** Instructions to follow **
Extract every one of the lines below, reproducing each word for word and in the same order.

** The data **
'''
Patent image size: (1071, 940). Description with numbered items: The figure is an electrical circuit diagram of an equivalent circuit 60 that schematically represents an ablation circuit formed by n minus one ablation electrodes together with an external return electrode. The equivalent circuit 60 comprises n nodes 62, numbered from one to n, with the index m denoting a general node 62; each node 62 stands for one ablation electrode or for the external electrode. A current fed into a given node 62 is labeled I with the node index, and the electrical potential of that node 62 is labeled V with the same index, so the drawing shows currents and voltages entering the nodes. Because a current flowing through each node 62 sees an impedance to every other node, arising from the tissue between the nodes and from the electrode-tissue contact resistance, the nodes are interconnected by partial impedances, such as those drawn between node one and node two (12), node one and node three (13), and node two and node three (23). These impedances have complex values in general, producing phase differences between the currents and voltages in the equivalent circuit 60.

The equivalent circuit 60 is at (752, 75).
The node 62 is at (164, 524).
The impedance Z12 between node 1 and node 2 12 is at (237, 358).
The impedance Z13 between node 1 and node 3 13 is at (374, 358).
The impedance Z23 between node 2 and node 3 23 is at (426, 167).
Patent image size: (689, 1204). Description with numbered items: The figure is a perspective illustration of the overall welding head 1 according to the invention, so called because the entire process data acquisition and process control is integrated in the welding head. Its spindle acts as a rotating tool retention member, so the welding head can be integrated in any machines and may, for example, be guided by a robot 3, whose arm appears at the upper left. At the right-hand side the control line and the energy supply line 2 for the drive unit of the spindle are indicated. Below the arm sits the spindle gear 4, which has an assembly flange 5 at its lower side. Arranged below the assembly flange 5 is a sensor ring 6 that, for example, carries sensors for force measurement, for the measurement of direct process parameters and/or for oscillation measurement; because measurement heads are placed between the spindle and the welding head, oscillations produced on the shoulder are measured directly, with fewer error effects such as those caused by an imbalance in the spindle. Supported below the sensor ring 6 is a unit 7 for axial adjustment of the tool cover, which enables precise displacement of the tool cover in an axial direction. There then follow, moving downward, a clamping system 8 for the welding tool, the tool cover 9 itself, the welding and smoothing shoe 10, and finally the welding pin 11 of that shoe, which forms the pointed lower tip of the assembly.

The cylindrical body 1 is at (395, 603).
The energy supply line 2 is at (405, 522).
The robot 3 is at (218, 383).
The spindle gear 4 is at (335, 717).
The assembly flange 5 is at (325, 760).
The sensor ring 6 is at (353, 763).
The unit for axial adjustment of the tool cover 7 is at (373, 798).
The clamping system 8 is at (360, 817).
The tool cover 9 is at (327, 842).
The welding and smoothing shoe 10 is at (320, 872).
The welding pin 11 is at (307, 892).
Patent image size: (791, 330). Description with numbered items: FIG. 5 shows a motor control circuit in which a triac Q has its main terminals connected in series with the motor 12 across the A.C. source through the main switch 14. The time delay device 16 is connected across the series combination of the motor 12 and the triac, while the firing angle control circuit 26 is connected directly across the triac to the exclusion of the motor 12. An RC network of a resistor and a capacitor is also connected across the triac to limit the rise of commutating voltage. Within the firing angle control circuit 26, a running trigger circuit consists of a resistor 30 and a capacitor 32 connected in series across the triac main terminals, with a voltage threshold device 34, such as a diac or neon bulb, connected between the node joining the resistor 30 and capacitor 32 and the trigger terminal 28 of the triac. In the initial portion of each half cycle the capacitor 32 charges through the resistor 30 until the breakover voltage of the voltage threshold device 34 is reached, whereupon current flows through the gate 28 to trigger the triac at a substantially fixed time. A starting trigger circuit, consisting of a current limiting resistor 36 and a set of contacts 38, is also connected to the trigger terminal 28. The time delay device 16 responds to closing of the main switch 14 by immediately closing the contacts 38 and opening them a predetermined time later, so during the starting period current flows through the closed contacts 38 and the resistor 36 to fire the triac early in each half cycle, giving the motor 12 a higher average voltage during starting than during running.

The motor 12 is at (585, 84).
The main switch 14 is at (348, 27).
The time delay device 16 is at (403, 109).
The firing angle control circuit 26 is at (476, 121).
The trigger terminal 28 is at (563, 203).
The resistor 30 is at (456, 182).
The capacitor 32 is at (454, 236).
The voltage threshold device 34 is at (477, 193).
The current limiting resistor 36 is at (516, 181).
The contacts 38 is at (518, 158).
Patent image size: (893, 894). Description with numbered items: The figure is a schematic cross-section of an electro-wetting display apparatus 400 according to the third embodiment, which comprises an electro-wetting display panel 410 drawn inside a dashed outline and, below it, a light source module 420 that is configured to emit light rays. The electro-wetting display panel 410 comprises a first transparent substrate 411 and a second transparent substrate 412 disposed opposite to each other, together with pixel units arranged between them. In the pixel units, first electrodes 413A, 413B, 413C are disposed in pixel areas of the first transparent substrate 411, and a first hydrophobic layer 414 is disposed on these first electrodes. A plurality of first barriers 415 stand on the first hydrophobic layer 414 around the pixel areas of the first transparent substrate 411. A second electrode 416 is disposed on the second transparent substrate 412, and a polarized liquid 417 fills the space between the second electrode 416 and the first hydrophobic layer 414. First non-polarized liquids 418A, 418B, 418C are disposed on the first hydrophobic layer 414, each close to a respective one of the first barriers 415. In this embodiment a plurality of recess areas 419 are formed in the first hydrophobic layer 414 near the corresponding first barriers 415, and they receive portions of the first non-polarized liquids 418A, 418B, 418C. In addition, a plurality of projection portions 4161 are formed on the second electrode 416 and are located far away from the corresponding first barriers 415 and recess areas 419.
'''
** Task result **
Patent image size: (1071, 940). Description with numbered items: The figure is an electrical circuit diagram of an equivalent circuit 60 that schematically represents an ablation circuit formed by n minus one ablation electrodes together with an external return electrode. The equivalent circuit 60 comprises n nodes 62, numbered from one to n, with the index m denoting a general node 62; each node 62 stands for one ablation electrode or for the external electrode. A current fed into a given node 62 is labeled I with the node index, and the electrical potential of that node 62 is labeled V with the same index, so the drawing shows currents and voltages entering the nodes. Because a current flowing through each node 62 sees an impedance to every other node, arising from the tissue between the nodes and from the electrode-tissue contact resistance, the nodes are interconnected by partial impedances, such as those drawn between node one and node two (12), node one and node three (13), and node two and node three (23). These impedances have complex values in general, producing phase differences between the currents and voltages in the equivalent circuit 60.

The equivalent circuit 60 is at (752, 75).
The node 62 is at (164, 524).
The impedance Z12 between node 1 and node 2 12 is at (237, 358).
The impedance Z13 between node 1 and node 3 13 is at (374, 358).
The impedance Z23 between node 2 and node 3 23 is at (426, 167).
Patent image size: (689, 1204). Description with numbered items: The figure is a perspective illustration of the overall welding head 1 according to the invention, so called because the entire process data acquisition and process control is integrated in the welding head. Its spindle acts as a rotating tool retention member, so the welding head can be integrated in any machines and may, for example, be guided by a robot 3, whose arm appears at the upper left. At the right-hand side the control line and the energy supply line 2 for the drive unit of the spindle are indicated. Below the arm sits the spindle gear 4, which has an assembly flange 5 at its lower side. Arranged below the assembly flange 5 is a sensor ring 6 that, for example, carries sensors for force measurement, for the measurement of direct process parameters and/or for oscillation measurement; because measurement heads are placed between the spindle and the welding head, oscillations produced on the shoulder are measured directly, with fewer error effects such as those caused by an imbalance in the spindle. Supported below the sensor ring 6 is a unit 7 for axial adjustment of the tool cover, which enables precise displacement of the tool cover in an axial direction. There then follow, moving downward, a clamping system 8 for the welding tool, the tool cover 9 itself, the welding and smoothing shoe 10, and finally the welding pin 11 of that shoe, which forms the pointed lower tip of the assembly.

The cylindrical body 1 is at (395, 603).
The energy supply line 2 is at (405, 522).
The robot 3 is at (218, 383).
The spindle gear 4 is at (335, 717).
The assembly flange 5 is at (325, 760).
The sensor ring 6 is at (353, 763).
The unit for axial adjustment of the tool cover 7 is at (373, 798).
The clamping system 8 is at (360, 817).
The tool cover 9 is at (327, 842).
The welding and smoothing shoe 10 is at (320, 872).
The welding pin 11 is at (307, 892).
Patent image size: (791, 330). Description with numbered items: FIG. 5 shows a motor control circuit in which a triac Q has its main terminals connected in series with the motor 12 across the A.C. source through the main switch 14. The time delay device 16 is connected across the series combination of the motor 12 and the triac, while the firing angle control circuit 26 is connected directly across the triac to the exclusion of the motor 12. An RC network of a resistor and a capacitor is also connected across the triac to limit the rise of commutating voltage. Within the firing angle control circuit 26, a running trigger circuit consists of a resistor 30 and a capacitor 32 connected in series across the triac main terminals, with a voltage threshold device 34, such as a diac or neon bulb, connected between the node joining the resistor 30 and capacitor 32 and the trigger terminal 28 of the triac. In the initial portion of each half cycle the capacitor 32 charges through the resistor 30 until the breakover voltage of the voltage threshold device 34 is reached, whereupon current flows through the gate 28 to trigger the triac at a substantially fixed time. A starting trigger circuit, consisting of a current limiting resistor 36 and a set of contacts 38, is also connected to the trigger terminal 28. The time delay device 16 responds to closing of the main switch 14 by immediately closing the contacts 38 and opening them a predetermined time later, so during the starting period current flows through the closed contacts 38 and the resistor 36 to fire the triac early in each half cycle, giving the motor 12 a higher average voltage during starting than during running.

The motor 12 is at (585, 84).
The main switch 14 is at (348, 27).
The time delay device 16 is at (403, 109).
The firing angle control circuit 26 is at (476, 121).
The trigger terminal 28 is at (563, 203).
The resistor 30 is at (456, 182).
The capacitor 32 is at (454, 236).
The voltage threshold device 34 is at (477, 193).
The current limiting resistor 36 is at (516, 181).
The contacts 38 is at (518, 158).
Patent image size: (893, 894). Description with numbered items: The figure is a schematic cross-section of an electro-wetting display apparatus 400 according to the third embodiment, which comprises an electro-wetting display panel 410 drawn inside a dashed outline and, below it, a light source module 420 that is configured to emit light rays. The electro-wetting display panel 410 comprises a first transparent substrate 411 and a second transparent substrate 412 disposed opposite to each other, together with pixel units arranged between them. In the pixel units, first electrodes 413A, 413B, 413C are disposed in pixel areas of the first transparent substrate 411, and a first hydrophobic layer 414 is disposed on these first electrodes. A plurality of first barriers 415 stand on the first hydrophobic layer 414 around the pixel areas of the first transparent substrate 411. A second electrode 416 is disposed on the second transparent substrate 412, and a polarized liquid 417 fills the space between the second electrode 416 and the first hydrophobic layer 414. First non-polarized liquids 418A, 418B, 418C are disposed on the first hydrophobic layer 414, each close to a respective one of the first barriers 415. In this embodiment a plurality of recess areas 419 are formed in the first hydrophobic layer 414 near the corresponding first barriers 415, and they receive portions of the first non-polarized liquids 418A, 418B, 418C. In addition, a plurality of projection portions 4161 are formed on the second electrode 416 and are located far away from the corresponding first barriers 415 and recess areas 419.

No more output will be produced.